● **THE REQUEST**: Without the images, print all the entries below exactly as given.
- - - - -
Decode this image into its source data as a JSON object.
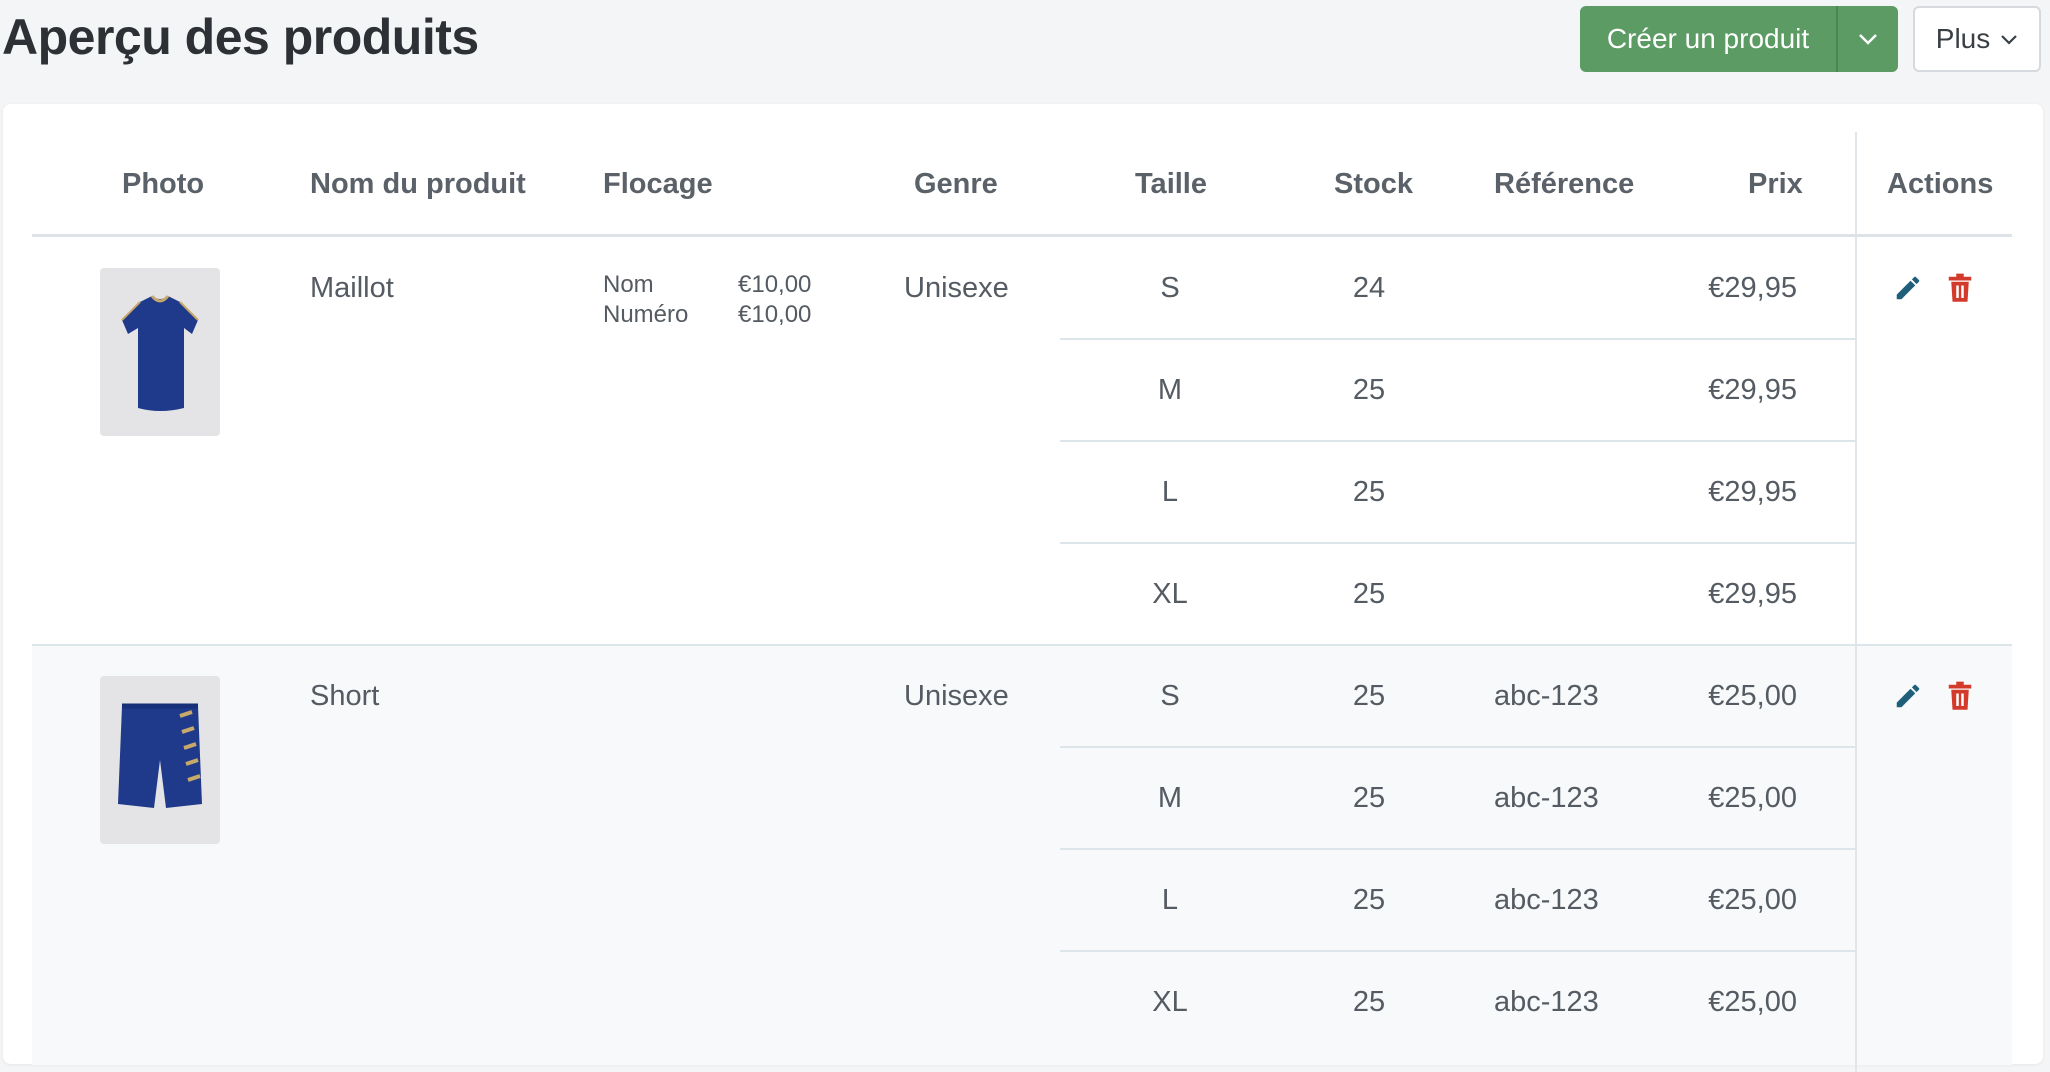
{
  "header": {
    "title": "Aperçu des produits",
    "create_label": "Créer un produit",
    "more_label": "Plus"
  },
  "table": {
    "columns": {
      "photo": "Photo",
      "name": "Nom du produit",
      "flocage": "Flocage",
      "genre": "Genre",
      "taille": "Taille",
      "stock": "Stock",
      "reference": "Référence",
      "prix": "Prix",
      "actions": "Actions"
    },
    "products": [
      {
        "name": "Maillot",
        "genre": "Unisexe",
        "image_icon": "jersey-image",
        "flocage": [
          {
            "label": "Nom",
            "price": "€10,00"
          },
          {
            "label": "Numéro",
            "price": "€10,00"
          }
        ],
        "variants": [
          {
            "size": "S",
            "stock": "24",
            "reference": "",
            "price": "€29,95"
          },
          {
            "size": "M",
            "stock": "25",
            "reference": "",
            "price": "€29,95"
          },
          {
            "size": "L",
            "stock": "25",
            "reference": "",
            "price": "€29,95"
          },
          {
            "size": "XL",
            "stock": "25",
            "reference": "",
            "price": "€29,95"
          }
        ]
      },
      {
        "name": "Short",
        "genre": "Unisexe",
        "image_icon": "shorts-image",
        "flocage": [],
        "variants": [
          {
            "size": "S",
            "stock": "25",
            "reference": "abc-123",
            "price": "€25,00"
          },
          {
            "size": "M",
            "stock": "25",
            "reference": "abc-123",
            "price": "€25,00"
          },
          {
            "size": "L",
            "stock": "25",
            "reference": "abc-123",
            "price": "€25,00"
          },
          {
            "size": "XL",
            "stock": "25",
            "reference": "abc-123",
            "price": "€25,00"
          }
        ]
      }
    ]
  },
  "colors": {
    "primary_green": "#5c9b64",
    "edit_icon": "#1f5f7a",
    "delete_icon": "#d43a2c",
    "product_blue": "#1f3a8a"
  }
}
- - - - -
● **FULL OUTPUT**:
Decode this image into its source data as a JSON object.
{
  "header": {
    "title": "Aperçu des produits",
    "create_label": "Créer un produit",
    "more_label": "Plus"
  },
  "table": {
    "columns": {
      "photo": "Photo",
      "name": "Nom du produit",
      "flocage": "Flocage",
      "genre": "Genre",
      "taille": "Taille",
      "stock": "Stock",
      "reference": "Référence",
      "prix": "Prix",
      "actions": "Actions"
    },
    "products": [
      {
        "name": "Maillot",
        "genre": "Unisexe",
        "image_icon": "jersey-image",
        "flocage": [
          {
            "label": "Nom",
            "price": "€10,00"
          },
          {
            "label": "Numéro",
            "price": "€10,00"
          }
        ],
        "variants": [
          {
            "size": "S",
            "stock": "24",
            "reference": "",
            "price": "€29,95"
          },
          {
            "size": "M",
            "stock": "25",
            "reference": "",
            "price": "€29,95"
          },
          {
            "size": "L",
            "stock": "25",
            "reference": "",
            "price": "€29,95"
          },
          {
            "size": "XL",
            "stock": "25",
            "reference": "",
            "price": "€29,95"
          }
        ]
      },
      {
        "name": "Short",
        "genre": "Unisexe",
        "image_icon": "shorts-image",
        "flocage": [],
        "variants": [
          {
            "size": "S",
            "stock": "25",
            "reference": "abc-123",
            "price": "€25,00"
          },
          {
            "size": "M",
            "stock": "25",
            "reference": "abc-123",
            "price": "€25,00"
          },
          {
            "size": "L",
            "stock": "25",
            "reference": "abc-123",
            "price": "€25,00"
          },
          {
            "size": "XL",
            "stock": "25",
            "reference": "abc-123",
            "price": "€25,00"
          }
        ]
      }
    ]
  },
  "colors": {
    "primary_green": "#5c9b64",
    "edit_icon": "#1f5f7a",
    "delete_icon": "#d43a2c",
    "product_blue": "#1f3a8a"
  }
}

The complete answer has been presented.